--- Start Provided records ---
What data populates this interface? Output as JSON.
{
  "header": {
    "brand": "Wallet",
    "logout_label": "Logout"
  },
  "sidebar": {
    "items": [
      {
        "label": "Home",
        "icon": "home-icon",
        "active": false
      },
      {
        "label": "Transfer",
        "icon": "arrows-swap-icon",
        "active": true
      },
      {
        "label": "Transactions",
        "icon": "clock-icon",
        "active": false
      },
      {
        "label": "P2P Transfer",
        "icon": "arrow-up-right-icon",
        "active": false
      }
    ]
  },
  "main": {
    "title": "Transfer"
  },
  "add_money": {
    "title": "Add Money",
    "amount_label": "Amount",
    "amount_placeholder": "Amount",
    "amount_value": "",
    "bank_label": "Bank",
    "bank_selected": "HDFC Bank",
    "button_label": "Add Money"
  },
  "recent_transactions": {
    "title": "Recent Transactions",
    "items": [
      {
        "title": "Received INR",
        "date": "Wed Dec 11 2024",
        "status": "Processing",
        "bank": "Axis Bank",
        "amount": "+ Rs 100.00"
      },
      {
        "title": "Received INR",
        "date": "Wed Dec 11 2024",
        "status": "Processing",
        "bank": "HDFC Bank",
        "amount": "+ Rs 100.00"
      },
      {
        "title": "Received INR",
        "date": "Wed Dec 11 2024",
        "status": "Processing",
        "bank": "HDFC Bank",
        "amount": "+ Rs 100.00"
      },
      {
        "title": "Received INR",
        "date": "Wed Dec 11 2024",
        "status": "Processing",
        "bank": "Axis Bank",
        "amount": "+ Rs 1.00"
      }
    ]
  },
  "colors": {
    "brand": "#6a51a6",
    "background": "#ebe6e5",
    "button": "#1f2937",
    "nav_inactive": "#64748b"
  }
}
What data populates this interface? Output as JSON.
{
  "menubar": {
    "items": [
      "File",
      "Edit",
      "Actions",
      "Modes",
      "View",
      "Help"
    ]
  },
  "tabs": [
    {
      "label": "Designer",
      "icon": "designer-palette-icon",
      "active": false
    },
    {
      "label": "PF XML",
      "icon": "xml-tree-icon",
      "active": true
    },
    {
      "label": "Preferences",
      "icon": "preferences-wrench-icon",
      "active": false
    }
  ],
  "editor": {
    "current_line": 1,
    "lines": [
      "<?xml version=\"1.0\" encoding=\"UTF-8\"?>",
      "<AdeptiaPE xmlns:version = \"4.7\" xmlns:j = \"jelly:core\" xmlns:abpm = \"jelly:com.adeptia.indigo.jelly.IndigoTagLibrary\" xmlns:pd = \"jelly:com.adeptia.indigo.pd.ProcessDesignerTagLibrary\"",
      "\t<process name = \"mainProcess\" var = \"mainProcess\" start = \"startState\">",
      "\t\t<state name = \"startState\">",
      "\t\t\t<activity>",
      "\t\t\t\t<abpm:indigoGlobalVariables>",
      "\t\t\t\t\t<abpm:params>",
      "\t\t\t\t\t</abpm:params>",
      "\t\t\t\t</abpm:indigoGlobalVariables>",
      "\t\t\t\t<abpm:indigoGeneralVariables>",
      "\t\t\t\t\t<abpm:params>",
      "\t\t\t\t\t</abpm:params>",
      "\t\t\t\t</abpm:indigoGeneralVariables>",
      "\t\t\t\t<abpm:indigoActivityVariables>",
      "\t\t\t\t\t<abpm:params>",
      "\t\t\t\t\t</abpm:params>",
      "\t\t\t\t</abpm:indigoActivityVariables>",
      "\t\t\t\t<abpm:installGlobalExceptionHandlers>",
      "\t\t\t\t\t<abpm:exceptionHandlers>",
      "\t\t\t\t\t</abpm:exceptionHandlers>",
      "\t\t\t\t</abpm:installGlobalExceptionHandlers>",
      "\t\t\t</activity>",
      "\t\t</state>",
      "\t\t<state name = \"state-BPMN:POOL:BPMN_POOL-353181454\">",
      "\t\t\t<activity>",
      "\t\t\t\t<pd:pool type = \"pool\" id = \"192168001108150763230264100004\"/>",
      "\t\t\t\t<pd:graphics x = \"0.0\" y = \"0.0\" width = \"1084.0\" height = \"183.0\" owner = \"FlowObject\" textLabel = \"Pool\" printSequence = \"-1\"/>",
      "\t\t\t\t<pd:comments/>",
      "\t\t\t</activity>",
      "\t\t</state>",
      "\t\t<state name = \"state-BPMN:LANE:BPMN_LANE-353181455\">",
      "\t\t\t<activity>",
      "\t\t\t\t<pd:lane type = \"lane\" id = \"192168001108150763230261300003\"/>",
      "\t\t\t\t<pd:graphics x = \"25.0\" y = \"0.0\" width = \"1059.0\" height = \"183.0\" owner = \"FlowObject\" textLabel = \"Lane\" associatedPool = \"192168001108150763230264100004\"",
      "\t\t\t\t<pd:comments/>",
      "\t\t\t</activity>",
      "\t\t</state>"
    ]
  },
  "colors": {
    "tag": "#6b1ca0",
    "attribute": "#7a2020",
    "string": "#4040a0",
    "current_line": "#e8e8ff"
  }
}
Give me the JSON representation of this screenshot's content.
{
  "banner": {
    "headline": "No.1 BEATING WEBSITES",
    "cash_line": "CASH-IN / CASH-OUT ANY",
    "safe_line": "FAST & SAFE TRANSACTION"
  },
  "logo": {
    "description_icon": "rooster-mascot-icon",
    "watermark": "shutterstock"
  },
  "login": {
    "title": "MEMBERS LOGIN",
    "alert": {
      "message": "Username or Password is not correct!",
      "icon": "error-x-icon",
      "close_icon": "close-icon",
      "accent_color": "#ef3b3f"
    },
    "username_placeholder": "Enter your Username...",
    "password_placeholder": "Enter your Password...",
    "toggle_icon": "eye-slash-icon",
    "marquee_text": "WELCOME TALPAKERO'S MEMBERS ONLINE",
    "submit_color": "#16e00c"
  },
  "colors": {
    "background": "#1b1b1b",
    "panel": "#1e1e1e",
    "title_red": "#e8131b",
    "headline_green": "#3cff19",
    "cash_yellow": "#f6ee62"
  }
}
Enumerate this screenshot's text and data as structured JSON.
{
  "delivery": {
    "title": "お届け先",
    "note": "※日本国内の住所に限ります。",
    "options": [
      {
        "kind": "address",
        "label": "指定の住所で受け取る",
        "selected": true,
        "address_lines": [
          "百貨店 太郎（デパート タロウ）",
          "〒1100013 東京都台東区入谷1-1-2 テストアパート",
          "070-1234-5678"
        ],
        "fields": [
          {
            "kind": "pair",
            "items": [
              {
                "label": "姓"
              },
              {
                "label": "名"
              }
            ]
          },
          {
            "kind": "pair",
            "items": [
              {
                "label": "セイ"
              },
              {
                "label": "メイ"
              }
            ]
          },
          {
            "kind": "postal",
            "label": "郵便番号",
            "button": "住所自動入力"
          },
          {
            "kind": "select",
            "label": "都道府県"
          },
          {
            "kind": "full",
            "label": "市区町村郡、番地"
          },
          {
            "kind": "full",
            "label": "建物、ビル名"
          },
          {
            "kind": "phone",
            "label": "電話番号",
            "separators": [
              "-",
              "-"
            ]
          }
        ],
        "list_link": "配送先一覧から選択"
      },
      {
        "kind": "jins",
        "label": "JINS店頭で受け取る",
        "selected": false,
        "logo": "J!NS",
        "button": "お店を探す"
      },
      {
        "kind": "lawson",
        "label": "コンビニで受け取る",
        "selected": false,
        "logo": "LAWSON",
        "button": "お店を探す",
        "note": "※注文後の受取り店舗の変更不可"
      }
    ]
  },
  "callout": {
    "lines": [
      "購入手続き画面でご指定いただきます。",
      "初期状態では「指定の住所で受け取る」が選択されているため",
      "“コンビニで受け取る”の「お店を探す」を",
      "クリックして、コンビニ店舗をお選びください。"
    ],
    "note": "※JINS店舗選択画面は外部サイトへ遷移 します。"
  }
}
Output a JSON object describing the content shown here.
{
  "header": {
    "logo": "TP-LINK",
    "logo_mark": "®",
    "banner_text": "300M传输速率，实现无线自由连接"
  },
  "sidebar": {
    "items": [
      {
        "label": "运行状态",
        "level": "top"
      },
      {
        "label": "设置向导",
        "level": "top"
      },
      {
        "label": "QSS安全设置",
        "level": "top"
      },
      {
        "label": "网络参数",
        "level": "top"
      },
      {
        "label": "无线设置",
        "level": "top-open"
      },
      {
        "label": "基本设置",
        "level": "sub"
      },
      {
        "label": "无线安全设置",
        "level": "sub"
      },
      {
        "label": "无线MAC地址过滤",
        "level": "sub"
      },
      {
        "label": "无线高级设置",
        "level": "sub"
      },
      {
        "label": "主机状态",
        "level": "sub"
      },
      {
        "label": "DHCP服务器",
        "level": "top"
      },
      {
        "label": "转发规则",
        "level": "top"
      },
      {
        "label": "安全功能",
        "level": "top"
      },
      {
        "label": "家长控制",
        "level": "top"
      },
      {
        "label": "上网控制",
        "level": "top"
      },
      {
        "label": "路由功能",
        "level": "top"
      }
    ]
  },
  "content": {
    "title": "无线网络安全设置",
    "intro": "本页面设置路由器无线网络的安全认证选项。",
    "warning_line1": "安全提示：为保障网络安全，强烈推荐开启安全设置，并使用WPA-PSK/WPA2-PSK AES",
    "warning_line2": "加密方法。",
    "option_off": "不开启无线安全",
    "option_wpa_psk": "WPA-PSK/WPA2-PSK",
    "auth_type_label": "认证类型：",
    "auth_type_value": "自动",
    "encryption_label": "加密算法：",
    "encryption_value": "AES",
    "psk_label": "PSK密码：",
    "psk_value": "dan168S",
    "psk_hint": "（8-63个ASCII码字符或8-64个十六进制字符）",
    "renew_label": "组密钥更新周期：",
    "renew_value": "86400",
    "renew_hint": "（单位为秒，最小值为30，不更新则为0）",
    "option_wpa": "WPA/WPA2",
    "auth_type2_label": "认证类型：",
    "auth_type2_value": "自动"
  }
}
--- End Provided records ---
Written instruction → From the data above, pick out each line containing "コンビニで受け取る" and copy it.

Task result →
        "label": "コンビニで受け取る",
      "“コンビニで受け取る”の「お店を探す」を",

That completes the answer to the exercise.